DATA SUPPLIED section start

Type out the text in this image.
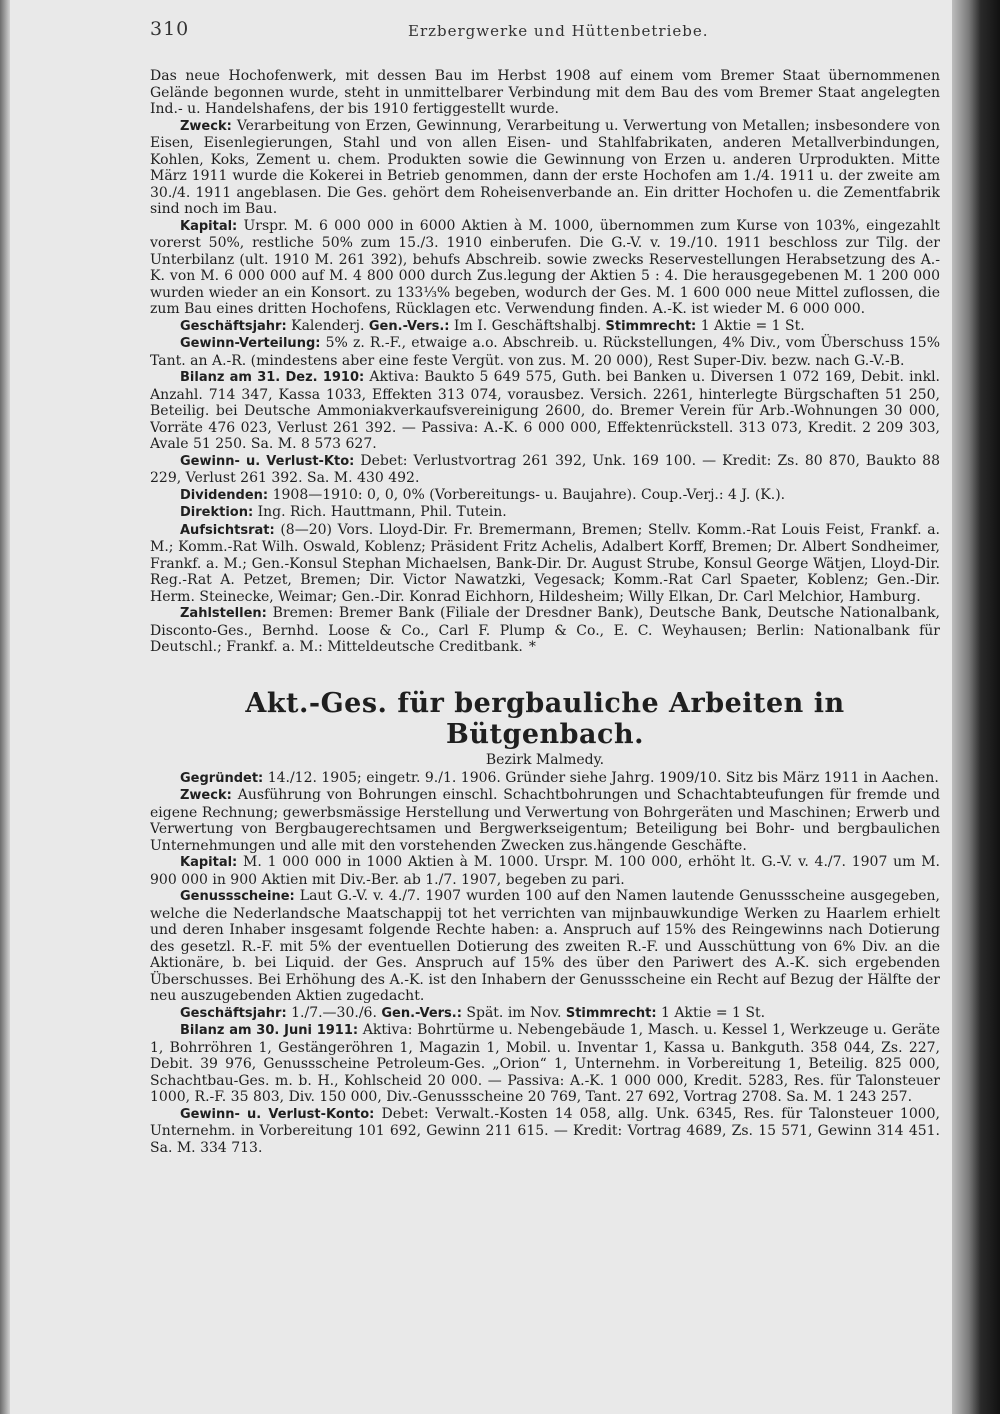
310	Erzbergwerke und Hüttenbetriebe.

Das neue Hochofenwerk, mit dessen Bau im Herbst 1908 auf einem vom Bremer Staat übernommenen Gelände begonnen wurde, steht in unmittelbarer Verbindung mit dem Bau des vom Bremer Staat angelegten Ind.- u. Handelshafens, der bis 1910 fertiggestellt wurde.

Zweck: Verarbeitung von Erzen, Gewinnung, Verarbeitung u. Verwertung von Metallen; insbesondere von Eisen, Eisenlegierungen, Stahl und von allen Eisen- und Stahlfabrikaten, anderen Metallverbindungen, Kohlen, Koks, Zement u. chem. Produkten sowie die Gewinnung von Erzen u. anderen Urprodukten. Mitte März 1911 wurde die Kokerei in Betrieb genommen, dann der erste Hochofen am 1./4. 1911 u. der zweite am 30./4. 1911 angeblasen. Die Ges. gehört dem Roheisenverbande an. Ein dritter Hochofen u. die Zementfabrik sind noch im Bau.

Kapital: Urspr. M. 6 000 000 in 6000 Aktien à M. 1000, übernommen zum Kurse von 103%, eingezahlt vorerst 50%, restliche 50% zum 15./3. 1910 einberufen. Die G.-V. v. 19./10. 1911 beschloss zur Tilg. der Unterbilanz (ult. 1910 M. 261 392), behufs Abschreib. sowie zwecks Reservestellungen Herabsetzung des A.-K. von M. 6 000 000 auf M. 4 800 000 durch Zus.legung der Aktien 5 : 4. Die herausgegebenen M. 1 200 000 wurden wieder an ein Konsort. zu 133⅓% begeben, wodurch der Ges. M. 1 600 000 neue Mittel zuflossen, die zum Bau eines dritten Hochofens, Rücklagen etc. Verwendung finden. A.-K. ist wieder M. 6 000 000.

Geschäftsjahr: Kalenderj. Gen.-Vers.: Im I. Geschäftshalbj. Stimmrecht: 1 Aktie = 1 St.

Gewinn-Verteilung: 5% z. R.-F., etwaige a.o. Abschreib. u. Rückstellungen, 4% Div., vom Überschuss 15% Tant. an A.-R. (mindestens aber eine feste Vergüt. von zus. M. 20 000), Rest Super-Div. bezw. nach G.-V.-B.

Bilanz am 31. Dez. 1910: Aktiva: Baukto 5 649 575, Guth. bei Banken u. Diversen 1 072 169, Debit. inkl. Anzahl. 714 347, Kassa 1033, Effekten 313 074, vorausbez. Versich. 2261, hinterlegte Bürgschaften 51 250, Beteilig. bei Deutsche Ammoniakverkaufsvereinigung 2600, do. Bremer Verein für Arb.-Wohnungen 30 000, Vorräte 476 023, Verlust 261 392. — Passiva: A.-K. 6 000 000, Effektenrückstell. 313 073, Kredit. 2 209 303, Avale 51 250. Sa. M. 8 573 627.

Gewinn- u. Verlust-Kto: Debet: Verlustvortrag 261 392, Unk. 169 100. — Kredit: Zs. 80 870, Baukto 88 229, Verlust 261 392. Sa. M. 430 492.

Dividenden: 1908—1910: 0, 0, 0% (Vorbereitungs- u. Baujahre). Coup.-Verj.: 4 J. (K.).

Direktion: Ing. Rich. Hauttmann, Phil. Tutein.

Aufsichtsrat: (8—20) Vors. Lloyd-Dir. Fr. Bremermann, Bremen; Stellv. Komm.-Rat Louis Feist, Frankf. a. M.; Komm.-Rat Wilh. Oswald, Koblenz; Präsident Fritz Achelis, Adalbert Korff, Bremen; Dr. Albert Sondheimer, Frankf. a. M.; Gen.-Konsul Stephan Michaelsen, Bank-Dir. Dr. August Strube, Konsul George Wätjen, Lloyd-Dir. Reg.-Rat A. Petzet, Bremen; Dir. Victor Nawatzki, Vegesack; Komm.-Rat Carl Spaeter, Koblenz; Gen.-Dir. Herm. Steinecke, Weimar; Gen.-Dir. Konrad Eichhorn, Hildesheim; Willy Elkan, Dr. Carl Melchior, Hamburg.

Zahlstellen: Bremen: Bremer Bank (Filiale der Dresdner Bank), Deutsche Bank, Deutsche Nationalbank, Disconto-Ges., Bernhd. Loose & Co., Carl F. Plump & Co., E. C. Weyhausen; Berlin: Nationalbank für Deutschl.; Frankf. a. M.: Mitteldeutsche Creditbank. *

Akt.-Ges. für bergbauliche Arbeiten in Bütgenbach.
Bezirk Malmedy.

Gegründet: 14./12. 1905; eingetr. 9./1. 1906. Gründer siehe Jahrg. 1909/10. Sitz bis März 1911 in Aachen.

Zweck: Ausführung von Bohrungen einschl. Schachtbohrungen und Schachtabteufungen für fremde und eigene Rechnung; gewerbsmässige Herstellung und Verwertung von Bohrgeräten und Maschinen; Erwerb und Verwertung von Bergbaugerechtsamen und Bergwerkseigentum; Beteiligung bei Bohr- und bergbaulichen Unternehmungen und alle mit den vorstehenden Zwecken zus.hängende Geschäfte.

Kapital: M. 1 000 000 in 1000 Aktien à M. 1000. Urspr. M. 100 000, erhöht lt. G.-V. v. 4./7. 1907 um M. 900 000 in 900 Aktien mit Div.-Ber. ab 1./7. 1907, begeben zu pari.

Genussscheine: Laut G.-V. v. 4./7. 1907 wurden 100 auf den Namen lautende Genussscheine ausgegeben, welche die Nederlandsche Maatschappij tot het verrichten van mijnbauwkundige Werken zu Haarlem erhielt und deren Inhaber insgesamt folgende Rechte haben: a. Anspruch auf 15% des Reingewinns nach Dotierung des gesetzl. R.-F. mit 5% der eventuellen Dotierung des zweiten R.-F. und Ausschüttung von 6% Div. an die Aktionäre, b. bei Liquid. der Ges. Anspruch auf 15% des über den Pariwert des A.-K. sich ergebenden Überschusses. Bei Erhöhung des A.-K. ist den Inhabern der Genussscheine ein Recht auf Bezug der Hälfte der neu auszugebenden Aktien zugedacht.

Geschäftsjahr: 1./7.—30./6. Gen.-Vers.: Spät. im Nov. Stimmrecht: 1 Aktie = 1 St.

Bilanz am 30. Juni 1911: Aktiva: Bohrtürme u. Nebengebäude 1, Masch. u. Kessel 1, Werkzeuge u. Geräte 1, Bohrröhren 1, Gestängeröhren 1, Magazin 1, Mobil. u. Inventar 1, Kassa u. Bankguth. 358 044, Zs. 227, Debit. 39 976, Genussscheine Petroleum-Ges. „Orion“ 1, Unternehm. in Vorbereitung 1, Beteilig. 825 000, Schachtbau-Ges. m. b. H., Kohlscheid 20 000. — Passiva: A.-K. 1 000 000, Kredit. 5283, Res. für Talonsteuer 1000, R.-F. 35 803, Div. 150 000, Div.-Genussscheine 20 769, Tant. 27 692, Vortrag 2708. Sa. M. 1 243 257.

Gewinn- u. Verlust-Konto: Debet: Verwalt.-Kosten 14 058, allg. Unk. 6345, Res. für Talonsteuer 1000, Unternehm. in Vorbereitung 101 692, Gewinn 211 615. — Kredit: Vortrag 4689, Zs. 15 571, Gewinn 314 451. Sa. M. 334 713.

DATA SUPPLIED section end

WHAT YOU WILL DO. Except for pictures, copy the records above exactly.

SOLUTION FOR THIS TASK.
Type out the text in this image.
310	Erzbergwerke und Hüttenbetriebe.

Das neue Hochofenwerk, mit dessen Bau im Herbst 1908 auf einem vom Bremer Staat übernommenen Gelände begonnen wurde, steht in unmittelbarer Verbindung mit dem Bau des vom Bremer Staat angelegten Ind.- u. Handelshafens, der bis 1910 fertiggestellt wurde.

Zweck: Verarbeitung von Erzen, Gewinnung, Verarbeitung u. Verwertung von Metallen; insbesondere von Eisen, Eisenlegierungen, Stahl und von allen Eisen- und Stahlfabrikaten, anderen Metallverbindungen, Kohlen, Koks, Zement u. chem. Produkten sowie die Gewinnung von Erzen u. anderen Urprodukten. Mitte März 1911 wurde die Kokerei in Betrieb genommen, dann der erste Hochofen am 1./4. 1911 u. der zweite am 30./4. 1911 angeblasen. Die Ges. gehört dem Roheisenverbande an. Ein dritter Hochofen u. die Zementfabrik sind noch im Bau.

Kapital: Urspr. M. 6 000 000 in 6000 Aktien à M. 1000, übernommen zum Kurse von 103%, eingezahlt vorerst 50%, restliche 50% zum 15./3. 1910 einberufen. Die G.-V. v. 19./10. 1911 beschloss zur Tilg. der Unterbilanz (ult. 1910 M. 261 392), behufs Abschreib. sowie zwecks Reservestellungen Herabsetzung des A.-K. von M. 6 000 000 auf M. 4 800 000 durch Zus.legung der Aktien 5 : 4. Die herausgegebenen M. 1 200 000 wurden wieder an ein Konsort. zu 133⅓% begeben, wodurch der Ges. M. 1 600 000 neue Mittel zuflossen, die zum Bau eines dritten Hochofens, Rücklagen etc. Verwendung finden. A.-K. ist wieder M. 6 000 000.

Geschäftsjahr: Kalenderj. Gen.-Vers.: Im I. Geschäftshalbj. Stimmrecht: 1 Aktie = 1 St.

Gewinn-Verteilung: 5% z. R.-F., etwaige a.o. Abschreib. u. Rückstellungen, 4% Div., vom Überschuss 15% Tant. an A.-R. (mindestens aber eine feste Vergüt. von zus. M. 20 000), Rest Super-Div. bezw. nach G.-V.-B.

Bilanz am 31. Dez. 1910: Aktiva: Baukto 5 649 575, Guth. bei Banken u. Diversen 1 072 169, Debit. inkl. Anzahl. 714 347, Kassa 1033, Effekten 313 074, vorausbez. Versich. 2261, hinterlegte Bürgschaften 51 250, Beteilig. bei Deutsche Ammoniakverkaufsvereinigung 2600, do. Bremer Verein für Arb.-Wohnungen 30 000, Vorräte 476 023, Verlust 261 392. — Passiva: A.-K. 6 000 000, Effektenrückstell. 313 073, Kredit. 2 209 303, Avale 51 250. Sa. M. 8 573 627.

Gewinn- u. Verlust-Kto: Debet: Verlustvortrag 261 392, Unk. 169 100. — Kredit: Zs. 80 870, Baukto 88 229, Verlust 261 392. Sa. M. 430 492.

Dividenden: 1908—1910: 0, 0, 0% (Vorbereitungs- u. Baujahre). Coup.-Verj.: 4 J. (K.).

Direktion: Ing. Rich. Hauttmann, Phil. Tutein.

Aufsichtsrat: (8—20) Vors. Lloyd-Dir. Fr. Bremermann, Bremen; Stellv. Komm.-Rat Louis Feist, Frankf. a. M.; Komm.-Rat Wilh. Oswald, Koblenz; Präsident Fritz Achelis, Adalbert Korff, Bremen; Dr. Albert Sondheimer, Frankf. a. M.; Gen.-Konsul Stephan Michaelsen, Bank-Dir. Dr. August Strube, Konsul George Wätjen, Lloyd-Dir. Reg.-Rat A. Petzet, Bremen; Dir. Victor Nawatzki, Vegesack; Komm.-Rat Carl Spaeter, Koblenz; Gen.-Dir. Herm. Steinecke, Weimar; Gen.-Dir. Konrad Eichhorn, Hildesheim; Willy Elkan, Dr. Carl Melchior, Hamburg.

Zahlstellen: Bremen: Bremer Bank (Filiale der Dresdner Bank), Deutsche Bank, Deutsche Nationalbank, Disconto-Ges., Bernhd. Loose & Co., Carl F. Plump & Co., E. C. Weyhausen; Berlin: Nationalbank für Deutschl.; Frankf. a. M.: Mitteldeutsche Creditbank. *

Akt.-Ges. für bergbauliche Arbeiten in Bütgenbach.
Bezirk Malmedy.

Gegründet: 14./12. 1905; eingetr. 9./1. 1906. Gründer siehe Jahrg. 1909/10. Sitz bis März 1911 in Aachen.

Zweck: Ausführung von Bohrungen einschl. Schachtbohrungen und Schachtabteufungen für fremde und eigene Rechnung; gewerbsmässige Herstellung und Verwertung von Bohrgeräten und Maschinen; Erwerb und Verwertung von Bergbaugerechtsamen und Bergwerkseigentum; Beteiligung bei Bohr- und bergbaulichen Unternehmungen und alle mit den vorstehenden Zwecken zus.hängende Geschäfte.

Kapital: M. 1 000 000 in 1000 Aktien à M. 1000. Urspr. M. 100 000, erhöht lt. G.-V. v. 4./7. 1907 um M. 900 000 in 900 Aktien mit Div.-Ber. ab 1./7. 1907, begeben zu pari.

Genussscheine: Laut G.-V. v. 4./7. 1907 wurden 100 auf den Namen lautende Genussscheine ausgegeben, welche die Nederlandsche Maatschappij tot het verrichten van mijnbauwkundige Werken zu Haarlem erhielt und deren Inhaber insgesamt folgende Rechte haben: a. Anspruch auf 15% des Reingewinns nach Dotierung des gesetzl. R.-F. mit 5% der eventuellen Dotierung des zweiten R.-F. und Ausschüttung von 6% Div. an die Aktionäre, b. bei Liquid. der Ges. Anspruch auf 15% des über den Pariwert des A.-K. sich ergebenden Überschusses. Bei Erhöhung des A.-K. ist den Inhabern der Genussscheine ein Recht auf Bezug der Hälfte der neu auszugebenden Aktien zugedacht.

Geschäftsjahr: 1./7.—30./6. Gen.-Vers.: Spät. im Nov. Stimmrecht: 1 Aktie = 1 St.

Bilanz am 30. Juni 1911: Aktiva: Bohrtürme u. Nebengebäude 1, Masch. u. Kessel 1, Werkzeuge u. Geräte 1, Bohrröhren 1, Gestängeröhren 1, Magazin 1, Mobil. u. Inventar 1, Kassa u. Bankguth. 358 044, Zs. 227, Debit. 39 976, Genussscheine Petroleum-Ges. „Orion“ 1, Unternehm. in Vorbereitung 1, Beteilig. 825 000, Schachtbau-Ges. m. b. H., Kohlscheid 20 000. — Passiva: A.-K. 1 000 000, Kredit. 5283, Res. für Talonsteuer 1000, R.-F. 35 803, Div. 150 000, Div.-Genussscheine 20 769, Tant. 27 692, Vortrag 2708. Sa. M. 1 243 257.

Gewinn- u. Verlust-Konto: Debet: Verwalt.-Kosten 14 058, allg. Unk. 6345, Res. für Talonsteuer 1000, Unternehm. in Vorbereitung 101 692, Gewinn 211 615. — Kredit: Vortrag 4689, Zs. 15 571, Gewinn 314 451. Sa. M. 334 713.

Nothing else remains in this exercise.